Exercise brief – Word for word, print each line of the listing below; pictures stay out.
*****
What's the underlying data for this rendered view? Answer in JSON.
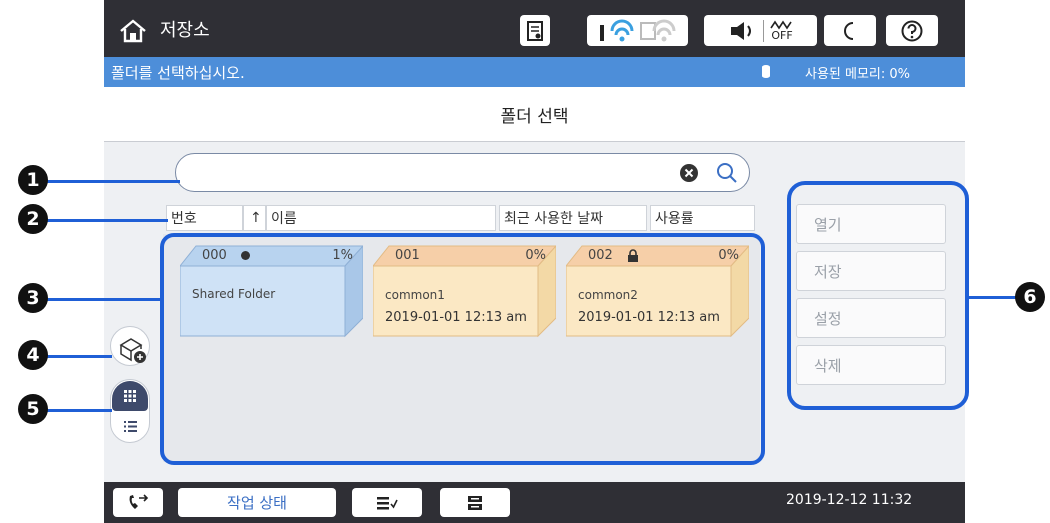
{
  "topbar": {
    "title": "저장소",
    "icons": [
      "home-icon",
      "ink-icon",
      "wifi-icon",
      "wifi-direct-icon",
      "volume-icon",
      "quiet-off-icon",
      "sleep-icon",
      "help-icon"
    ],
    "quiet_label": "OFF"
  },
  "message": {
    "text": "폴더를 선택하십시오.",
    "memory_label": "사용된 메모리: 0%"
  },
  "section": {
    "title": "폴더 선택"
  },
  "search": {
    "value": "",
    "placeholder": ""
  },
  "columns": {
    "number": "번호",
    "sort_arrow": "↑",
    "name": "이름",
    "last_used": "최근 사용한 날짜",
    "usage": "사용률"
  },
  "folders": [
    {
      "number": "000",
      "usage": "1%",
      "name": "Shared Folder",
      "date": "",
      "color": "#cfe2f6"
    },
    {
      "number": "001",
      "usage": "0%",
      "name": "common1",
      "date": "2019-01-01 12:13 am",
      "color": "#fbe8c4"
    },
    {
      "number": "002",
      "usage": "0%",
      "name": "common2",
      "date": "2019-01-01 12:13 am",
      "color": "#fbe8c4"
    }
  ],
  "actions": {
    "open": "열기",
    "save": "저장",
    "settings": "설정",
    "delete": "삭제"
  },
  "bottom": {
    "job_status": "작업 상태",
    "datetime": "2019-12-12 11:32"
  },
  "callouts": [
    "1",
    "2",
    "3",
    "4",
    "5",
    "6"
  ],
  "colors": {
    "topbar": "#2f2f35",
    "message_bar": "#4d8ed9",
    "highlight": "#1f5fd6"
  }
}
*****
Final answer –
What's the underlying data for this rendered view? Answer in JSON.
{
  "topbar": {
    "title": "저장소",
    "icons": [
      "home-icon",
      "ink-icon",
      "wifi-icon",
      "wifi-direct-icon",
      "volume-icon",
      "quiet-off-icon",
      "sleep-icon",
      "help-icon"
    ],
    "quiet_label": "OFF"
  },
  "message": {
    "text": "폴더를 선택하십시오.",
    "memory_label": "사용된 메모리: 0%"
  },
  "section": {
    "title": "폴더 선택"
  },
  "search": {
    "value": "",
    "placeholder": ""
  },
  "columns": {
    "number": "번호",
    "sort_arrow": "↑",
    "name": "이름",
    "last_used": "최근 사용한 날짜",
    "usage": "사용률"
  },
  "folders": [
    {
      "number": "000",
      "usage": "1%",
      "name": "Shared Folder",
      "date": "",
      "color": "#cfe2f6"
    },
    {
      "number": "001",
      "usage": "0%",
      "name": "common1",
      "date": "2019-01-01 12:13 am",
      "color": "#fbe8c4"
    },
    {
      "number": "002",
      "usage": "0%",
      "name": "common2",
      "date": "2019-01-01 12:13 am",
      "color": "#fbe8c4"
    }
  ],
  "actions": {
    "open": "열기",
    "save": "저장",
    "settings": "설정",
    "delete": "삭제"
  },
  "bottom": {
    "job_status": "작업 상태",
    "datetime": "2019-12-12 11:32"
  },
  "callouts": [
    "1",
    "2",
    "3",
    "4",
    "5",
    "6"
  ],
  "colors": {
    "topbar": "#2f2f35",
    "message_bar": "#4d8ed9",
    "highlight": "#1f5fd6"
  }
}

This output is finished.